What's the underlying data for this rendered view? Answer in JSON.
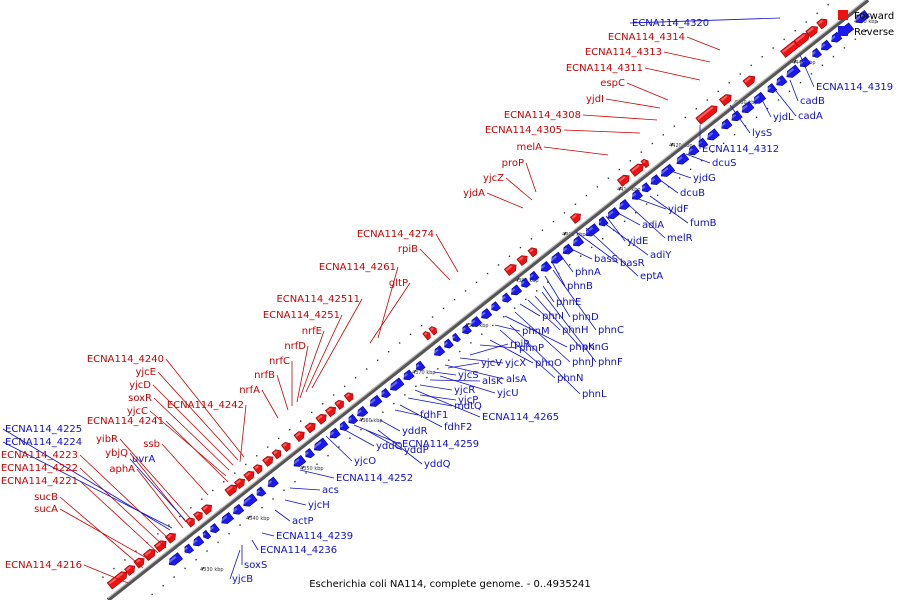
{
  "title": "Escherichia coli NA114, complete genome. - 0..4935241",
  "colors": {
    "forward": "#ee1111",
    "reverse": "#1a1aee",
    "backbone": "#777777"
  },
  "legend": [
    {
      "label": "Forward",
      "strand": "forward"
    },
    {
      "label": "Reverse",
      "strand": "reverse"
    }
  ],
  "ticks": [
    "4330 kbp",
    "4340 kbp",
    "4350 kbp",
    "4360 kbp",
    "4370 kbp",
    "4380 kbp",
    "4390 kbp",
    "4400 kbp",
    "4410 kbp",
    "4420 kbp",
    "4430 kbp",
    "4440 kbp",
    "4450 kbp"
  ],
  "forward_genes": [
    "ECNA114_4216",
    "sucA",
    "sucB",
    "ECNA114_4221",
    "ECNA114_4222",
    "ECNA114_4223",
    "aphA",
    "ybjQ",
    "yibR",
    "ssb",
    "ECNA114_4241",
    "yjcC",
    "soxR",
    "ECNA114_4242",
    "yjcD",
    "yjcE",
    "ECNA114_4240",
    "nrfA",
    "nrfB",
    "nrfC",
    "nrfD",
    "nrfE",
    "ECNA114_4251",
    "ECNA114_42511",
    "gltP",
    "ECNA114_4261",
    "rpiB",
    "ECNA114_4274",
    "yjdA",
    "yjcZ",
    "proP",
    "melA",
    "ECNA114_4305",
    "ECNA114_4308",
    "yjdI",
    "espC",
    "ECNA114_4311",
    "ECNA114_4313",
    "ECNA114_4314"
  ],
  "reverse_genes": [
    "ECNA114_4225",
    "ECNA114_4224",
    "uvrA",
    "yjcB",
    "soxS",
    "ECNA114_4236",
    "ECNA114_4239",
    "actP",
    "yjcH",
    "acs",
    "ECNA114_4252",
    "yjcO",
    "yddO",
    "ECNA114_4259",
    "yddP",
    "yddQ",
    "yddR",
    "fdhF1",
    "fdhF2",
    "yjcP",
    "mdtQ",
    "ECNA114_4265",
    "yjcR",
    "alsK",
    "yjcU",
    "yjcS",
    "alsA",
    "yjcV",
    "yjcX",
    "rpiR",
    "phnP",
    "phnO",
    "phnN",
    "phnL",
    "phnM",
    "phnK",
    "phnJ",
    "phnI",
    "phnH",
    "phnG",
    "phnF",
    "phnE",
    "phnD",
    "phnC",
    "phnB",
    "phnA",
    "basS",
    "basR",
    "eptA",
    "adiY",
    "yjdE",
    "adiA",
    "melR",
    "yjdF",
    "fumB",
    "dcuB",
    "yjdG",
    "dcuS",
    "ECNA114_4312",
    "lysS",
    "yjdL",
    "cadA",
    "cadB",
    "ECNA114_4319",
    "ECNA114_4320"
  ]
}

###

## [EXERCISE BRIEF]
Transcribe each entry exactly; images stay out.

## [PROBLEM SOLUTION]
What's the underlying data for this rendered view? Answer in JSON.
{
  "title": "Escherichia coli NA114, complete genome. - 0..4935241",
  "colors": {
    "forward": "#ee1111",
    "reverse": "#1a1aee",
    "backbone": "#777777"
  },
  "legend": [
    {
      "label": "Forward",
      "strand": "forward"
    },
    {
      "label": "Reverse",
      "strand": "reverse"
    }
  ],
  "ticks": [
    "4330 kbp",
    "4340 kbp",
    "4350 kbp",
    "4360 kbp",
    "4370 kbp",
    "4380 kbp",
    "4390 kbp",
    "4400 kbp",
    "4410 kbp",
    "4420 kbp",
    "4430 kbp",
    "4440 kbp",
    "4450 kbp"
  ],
  "forward_genes": [
    "ECNA114_4216",
    "sucA",
    "sucB",
    "ECNA114_4221",
    "ECNA114_4222",
    "ECNA114_4223",
    "aphA",
    "ybjQ",
    "yibR",
    "ssb",
    "ECNA114_4241",
    "yjcC",
    "soxR",
    "ECNA114_4242",
    "yjcD",
    "yjcE",
    "ECNA114_4240",
    "nrfA",
    "nrfB",
    "nrfC",
    "nrfD",
    "nrfE",
    "ECNA114_4251",
    "ECNA114_42511",
    "gltP",
    "ECNA114_4261",
    "rpiB",
    "ECNA114_4274",
    "yjdA",
    "yjcZ",
    "proP",
    "melA",
    "ECNA114_4305",
    "ECNA114_4308",
    "yjdI",
    "espC",
    "ECNA114_4311",
    "ECNA114_4313",
    "ECNA114_4314"
  ],
  "reverse_genes": [
    "ECNA114_4225",
    "ECNA114_4224",
    "uvrA",
    "yjcB",
    "soxS",
    "ECNA114_4236",
    "ECNA114_4239",
    "actP",
    "yjcH",
    "acs",
    "ECNA114_4252",
    "yjcO",
    "yddO",
    "ECNA114_4259",
    "yddP",
    "yddQ",
    "yddR",
    "fdhF1",
    "fdhF2",
    "yjcP",
    "mdtQ",
    "ECNA114_4265",
    "yjcR",
    "alsK",
    "yjcU",
    "yjcS",
    "alsA",
    "yjcV",
    "yjcX",
    "rpiR",
    "phnP",
    "phnO",
    "phnN",
    "phnL",
    "phnM",
    "phnK",
    "phnJ",
    "phnI",
    "phnH",
    "phnG",
    "phnF",
    "phnE",
    "phnD",
    "phnC",
    "phnB",
    "phnA",
    "basS",
    "basR",
    "eptA",
    "adiY",
    "yjdE",
    "adiA",
    "melR",
    "yjdF",
    "fumB",
    "dcuB",
    "yjdG",
    "dcuS",
    "ECNA114_4312",
    "lysS",
    "yjdL",
    "cadA",
    "cadB",
    "ECNA114_4319",
    "ECNA114_4320"
  ]
}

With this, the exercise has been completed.